Exercise material =>
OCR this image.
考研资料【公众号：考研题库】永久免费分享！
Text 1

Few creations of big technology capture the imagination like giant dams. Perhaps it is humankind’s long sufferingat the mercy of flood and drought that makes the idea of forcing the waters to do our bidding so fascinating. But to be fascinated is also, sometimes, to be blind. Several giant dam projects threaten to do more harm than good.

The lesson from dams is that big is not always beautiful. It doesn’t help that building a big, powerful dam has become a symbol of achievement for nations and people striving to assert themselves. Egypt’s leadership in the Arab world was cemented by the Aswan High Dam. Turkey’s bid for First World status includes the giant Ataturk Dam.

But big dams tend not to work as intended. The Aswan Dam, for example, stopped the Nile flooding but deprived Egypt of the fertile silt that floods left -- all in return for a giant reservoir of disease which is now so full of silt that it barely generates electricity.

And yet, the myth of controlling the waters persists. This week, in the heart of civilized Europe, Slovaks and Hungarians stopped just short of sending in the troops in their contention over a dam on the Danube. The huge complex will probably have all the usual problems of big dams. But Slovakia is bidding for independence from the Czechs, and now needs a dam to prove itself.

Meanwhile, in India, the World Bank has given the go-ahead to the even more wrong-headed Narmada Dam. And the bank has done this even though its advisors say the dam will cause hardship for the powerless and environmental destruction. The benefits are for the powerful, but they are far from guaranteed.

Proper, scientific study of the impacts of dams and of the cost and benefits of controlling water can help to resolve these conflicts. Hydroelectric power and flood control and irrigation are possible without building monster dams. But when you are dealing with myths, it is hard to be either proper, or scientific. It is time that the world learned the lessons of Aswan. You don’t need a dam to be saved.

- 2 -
---
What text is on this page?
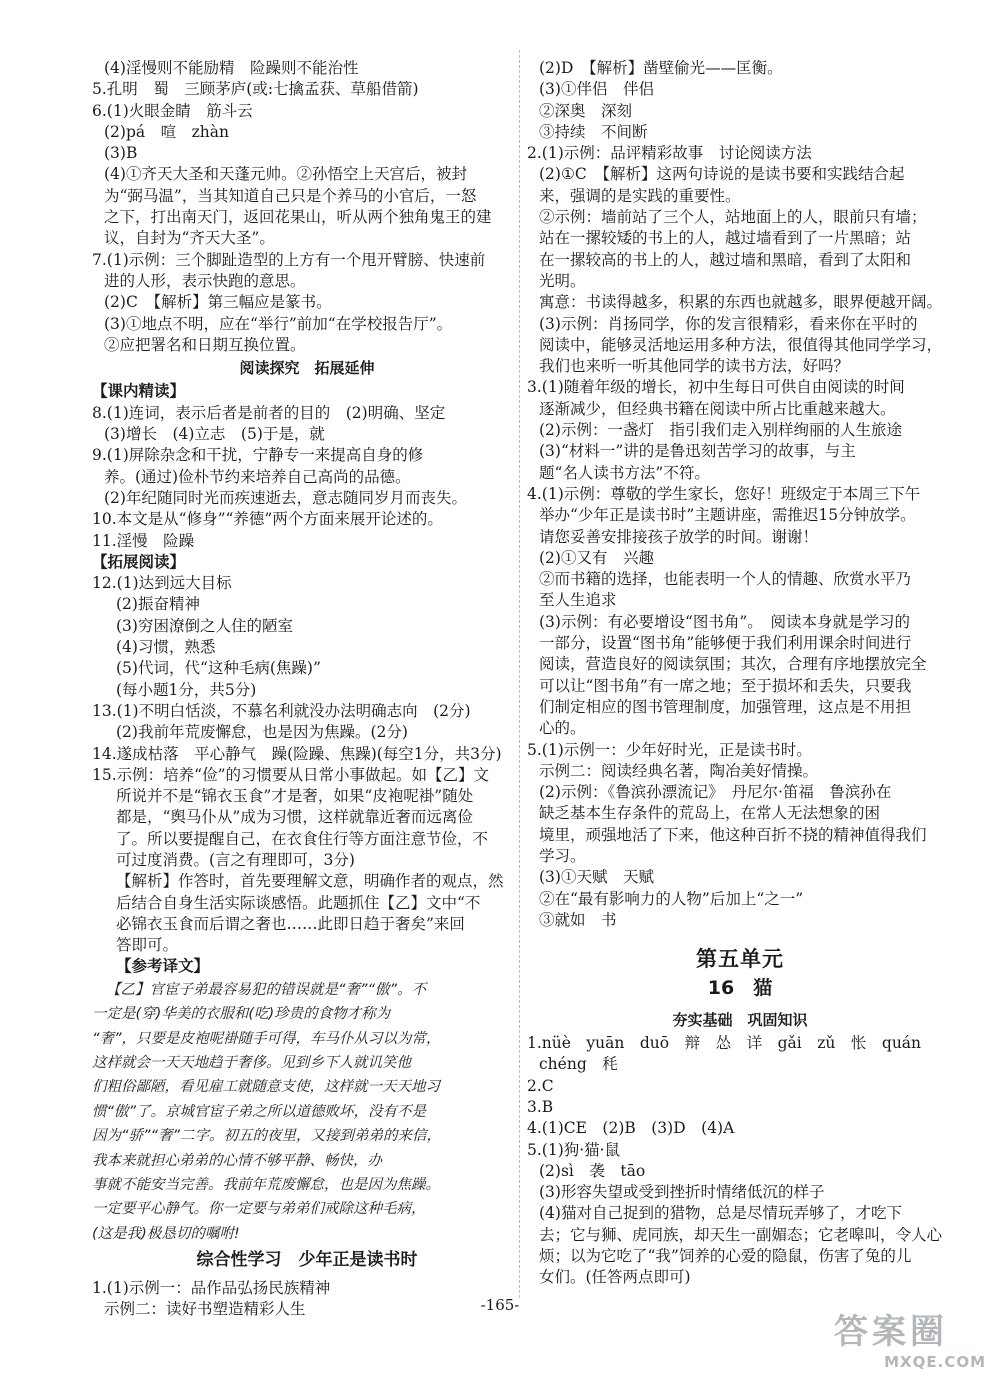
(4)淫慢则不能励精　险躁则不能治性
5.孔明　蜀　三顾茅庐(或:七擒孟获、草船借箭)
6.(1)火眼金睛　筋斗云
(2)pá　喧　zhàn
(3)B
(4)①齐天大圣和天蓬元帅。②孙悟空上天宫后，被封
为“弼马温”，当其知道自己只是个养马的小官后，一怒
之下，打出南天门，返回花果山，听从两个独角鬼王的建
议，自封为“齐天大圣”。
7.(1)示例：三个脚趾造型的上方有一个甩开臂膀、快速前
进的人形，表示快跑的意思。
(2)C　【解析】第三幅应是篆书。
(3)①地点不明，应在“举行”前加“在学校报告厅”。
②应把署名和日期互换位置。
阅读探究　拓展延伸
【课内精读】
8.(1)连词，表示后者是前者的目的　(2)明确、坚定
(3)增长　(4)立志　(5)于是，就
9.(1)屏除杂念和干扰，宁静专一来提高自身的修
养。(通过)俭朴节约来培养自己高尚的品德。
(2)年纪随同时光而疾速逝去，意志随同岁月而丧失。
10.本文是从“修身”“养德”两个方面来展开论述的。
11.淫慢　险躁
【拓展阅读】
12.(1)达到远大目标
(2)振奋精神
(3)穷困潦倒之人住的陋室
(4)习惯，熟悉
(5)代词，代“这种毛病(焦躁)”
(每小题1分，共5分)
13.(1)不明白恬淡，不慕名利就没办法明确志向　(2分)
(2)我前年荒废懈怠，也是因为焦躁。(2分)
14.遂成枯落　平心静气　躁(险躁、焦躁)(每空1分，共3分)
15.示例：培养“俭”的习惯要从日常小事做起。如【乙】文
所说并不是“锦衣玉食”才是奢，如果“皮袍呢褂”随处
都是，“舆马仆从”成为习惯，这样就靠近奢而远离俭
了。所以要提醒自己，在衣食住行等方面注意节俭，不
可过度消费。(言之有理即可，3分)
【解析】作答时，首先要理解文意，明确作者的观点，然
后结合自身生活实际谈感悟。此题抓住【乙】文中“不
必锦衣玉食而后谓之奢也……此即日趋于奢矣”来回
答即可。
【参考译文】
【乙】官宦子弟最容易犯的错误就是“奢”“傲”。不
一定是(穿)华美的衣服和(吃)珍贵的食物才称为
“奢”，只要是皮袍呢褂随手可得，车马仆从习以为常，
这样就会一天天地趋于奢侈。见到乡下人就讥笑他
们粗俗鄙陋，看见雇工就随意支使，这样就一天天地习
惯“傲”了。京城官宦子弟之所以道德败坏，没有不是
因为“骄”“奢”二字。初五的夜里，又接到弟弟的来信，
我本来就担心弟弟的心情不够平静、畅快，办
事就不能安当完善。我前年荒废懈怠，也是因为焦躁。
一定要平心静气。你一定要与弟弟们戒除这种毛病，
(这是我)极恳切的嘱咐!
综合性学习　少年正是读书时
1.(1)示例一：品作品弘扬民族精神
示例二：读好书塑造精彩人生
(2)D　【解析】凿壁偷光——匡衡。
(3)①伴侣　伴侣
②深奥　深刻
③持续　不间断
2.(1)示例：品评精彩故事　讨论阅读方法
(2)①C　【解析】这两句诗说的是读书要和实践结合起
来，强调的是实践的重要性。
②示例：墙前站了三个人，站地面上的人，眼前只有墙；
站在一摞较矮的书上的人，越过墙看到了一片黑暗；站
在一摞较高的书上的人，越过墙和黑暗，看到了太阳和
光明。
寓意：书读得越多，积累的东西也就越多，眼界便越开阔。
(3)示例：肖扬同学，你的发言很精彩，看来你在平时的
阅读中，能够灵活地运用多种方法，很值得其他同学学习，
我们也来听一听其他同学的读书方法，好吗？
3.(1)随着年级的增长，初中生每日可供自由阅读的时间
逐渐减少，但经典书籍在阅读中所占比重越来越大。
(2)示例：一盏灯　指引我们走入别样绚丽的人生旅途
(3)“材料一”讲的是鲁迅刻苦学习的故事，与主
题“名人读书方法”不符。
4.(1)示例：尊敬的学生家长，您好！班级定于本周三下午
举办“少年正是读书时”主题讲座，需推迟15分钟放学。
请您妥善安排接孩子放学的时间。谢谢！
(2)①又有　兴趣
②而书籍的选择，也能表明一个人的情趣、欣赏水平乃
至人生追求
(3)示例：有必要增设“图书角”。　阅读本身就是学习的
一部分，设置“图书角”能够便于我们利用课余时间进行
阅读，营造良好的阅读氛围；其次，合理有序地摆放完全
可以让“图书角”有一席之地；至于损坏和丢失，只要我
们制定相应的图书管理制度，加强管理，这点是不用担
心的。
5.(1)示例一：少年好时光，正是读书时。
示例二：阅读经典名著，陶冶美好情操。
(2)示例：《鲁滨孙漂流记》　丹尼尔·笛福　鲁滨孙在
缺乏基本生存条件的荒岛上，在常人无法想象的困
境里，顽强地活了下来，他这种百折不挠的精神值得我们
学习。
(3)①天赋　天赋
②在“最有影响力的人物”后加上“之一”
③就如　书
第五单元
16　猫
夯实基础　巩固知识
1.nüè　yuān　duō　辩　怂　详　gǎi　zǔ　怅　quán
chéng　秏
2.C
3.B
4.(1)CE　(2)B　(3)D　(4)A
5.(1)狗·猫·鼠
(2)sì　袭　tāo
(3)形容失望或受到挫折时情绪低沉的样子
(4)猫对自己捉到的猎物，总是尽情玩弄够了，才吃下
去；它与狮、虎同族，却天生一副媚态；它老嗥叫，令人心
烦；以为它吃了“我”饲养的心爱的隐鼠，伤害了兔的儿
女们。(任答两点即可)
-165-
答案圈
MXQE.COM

Stated problem =>
Filter the records for lines holding the string "也是因为焦躁". Copy each one.

Response to the task =>
(2)我前年荒废懈怠，也是因为焦躁。(2分)
事就不能安当完善。我前年荒废懈怠，也是因为焦躁。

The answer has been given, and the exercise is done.